Scan the data. Collect each line that contains the word "Pritisnite".

— Start of Records for processing —

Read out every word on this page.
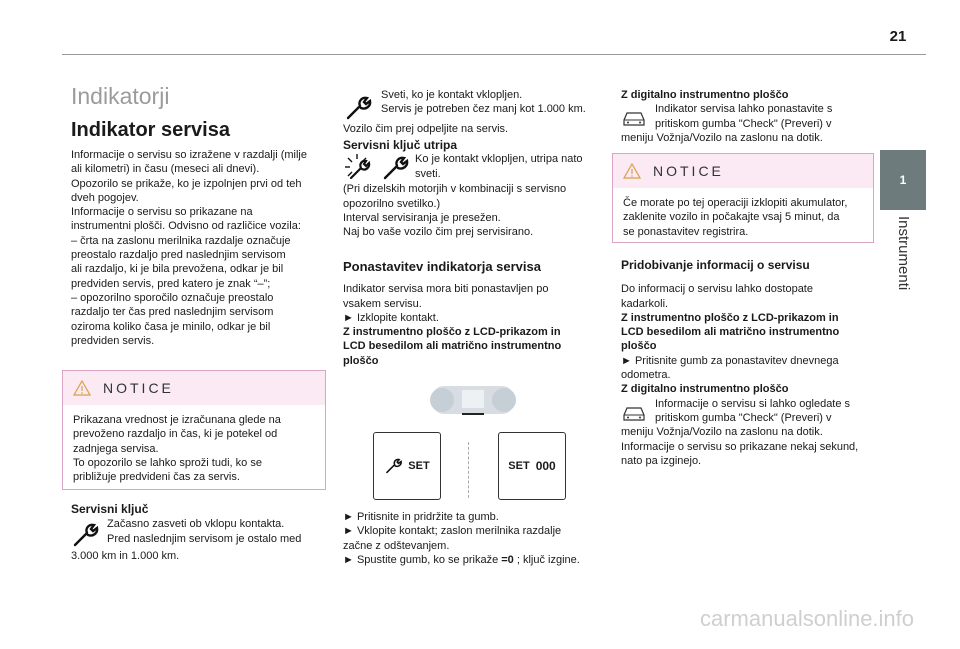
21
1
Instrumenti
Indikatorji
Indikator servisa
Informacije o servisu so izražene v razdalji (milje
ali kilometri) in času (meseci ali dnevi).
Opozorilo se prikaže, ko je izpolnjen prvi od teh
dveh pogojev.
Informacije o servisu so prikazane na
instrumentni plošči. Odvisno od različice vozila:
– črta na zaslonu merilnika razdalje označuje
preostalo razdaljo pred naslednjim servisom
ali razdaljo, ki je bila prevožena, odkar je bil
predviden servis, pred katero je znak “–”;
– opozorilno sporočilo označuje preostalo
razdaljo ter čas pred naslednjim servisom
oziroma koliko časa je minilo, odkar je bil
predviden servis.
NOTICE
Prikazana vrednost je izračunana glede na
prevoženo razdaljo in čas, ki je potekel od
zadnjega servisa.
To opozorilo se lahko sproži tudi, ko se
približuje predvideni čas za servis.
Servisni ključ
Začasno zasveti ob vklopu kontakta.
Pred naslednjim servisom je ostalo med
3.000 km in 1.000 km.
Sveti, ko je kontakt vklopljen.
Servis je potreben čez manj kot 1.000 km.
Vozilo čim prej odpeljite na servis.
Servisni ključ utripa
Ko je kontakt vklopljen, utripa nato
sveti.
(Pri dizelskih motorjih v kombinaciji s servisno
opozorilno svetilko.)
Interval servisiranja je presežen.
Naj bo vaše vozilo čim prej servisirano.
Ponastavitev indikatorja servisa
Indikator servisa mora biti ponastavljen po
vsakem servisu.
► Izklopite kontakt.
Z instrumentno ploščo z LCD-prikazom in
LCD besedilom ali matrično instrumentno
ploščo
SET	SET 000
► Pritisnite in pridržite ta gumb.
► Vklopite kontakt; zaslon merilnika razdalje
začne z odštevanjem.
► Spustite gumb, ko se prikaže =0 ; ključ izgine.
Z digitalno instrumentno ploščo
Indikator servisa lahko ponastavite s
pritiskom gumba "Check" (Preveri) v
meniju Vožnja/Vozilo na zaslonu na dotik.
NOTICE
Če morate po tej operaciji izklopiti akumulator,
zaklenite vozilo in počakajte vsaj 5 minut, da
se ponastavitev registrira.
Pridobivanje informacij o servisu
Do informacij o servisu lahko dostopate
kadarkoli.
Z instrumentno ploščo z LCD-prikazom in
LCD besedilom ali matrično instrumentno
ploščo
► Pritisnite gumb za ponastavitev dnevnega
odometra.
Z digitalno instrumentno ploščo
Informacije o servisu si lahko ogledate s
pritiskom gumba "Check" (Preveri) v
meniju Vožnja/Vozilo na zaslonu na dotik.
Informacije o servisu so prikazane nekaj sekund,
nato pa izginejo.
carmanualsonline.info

— End of Records for processing —

> _Correct response_:
► Pritisnite in pridržite ta gumb.
► Pritisnite gumb za ponastavitev dnevnega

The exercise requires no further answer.